--- BEGIN Data in this exercise ---

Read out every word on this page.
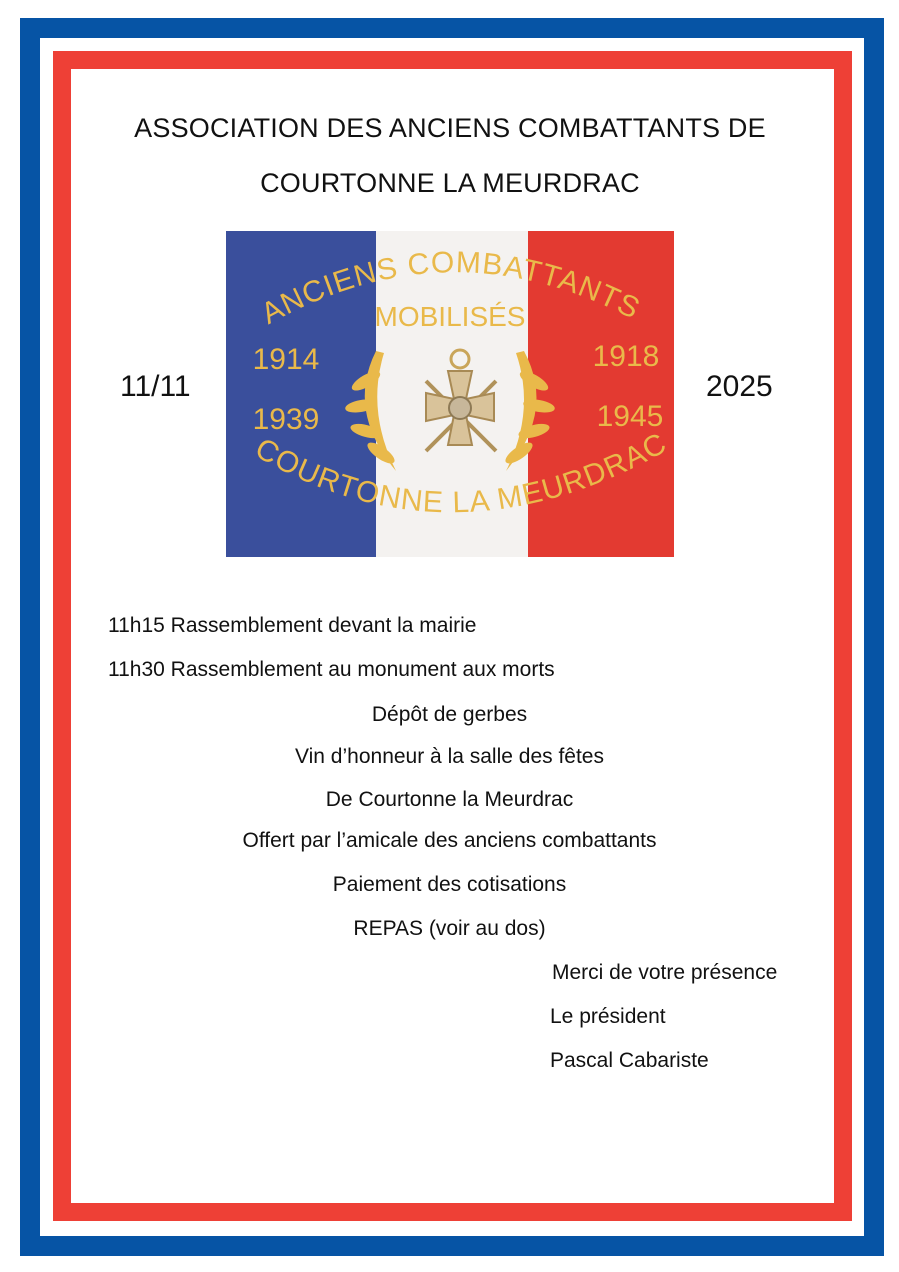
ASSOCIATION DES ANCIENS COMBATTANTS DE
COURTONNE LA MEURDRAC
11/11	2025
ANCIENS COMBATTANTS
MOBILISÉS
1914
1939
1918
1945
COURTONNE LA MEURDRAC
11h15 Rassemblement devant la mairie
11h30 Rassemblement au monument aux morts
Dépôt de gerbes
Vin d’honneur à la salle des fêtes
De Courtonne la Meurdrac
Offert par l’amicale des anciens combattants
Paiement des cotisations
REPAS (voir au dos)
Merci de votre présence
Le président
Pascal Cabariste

--- END Data in this exercise ---

Task to complete: Extract every line of the data exactly; pictures stay out.

Response to this exercise:
Read out every word on this page.
ASSOCIATION DES ANCIENS COMBATTANTS DE
COURTONNE LA MEURDRAC
11/11	2025
ANCIENS COMBATTANTS
MOBILISÉS
1914
1939
1918
1945
COURTONNE LA MEURDRAC
11h15 Rassemblement devant la mairie
11h30 Rassemblement au monument aux morts
Dépôt de gerbes
Vin d’honneur à la salle des fêtes
De Courtonne la Meurdrac
Offert par l’amicale des anciens combattants
Paiement des cotisations
REPAS (voir au dos)
Merci de votre présence
Le président
Pascal Cabariste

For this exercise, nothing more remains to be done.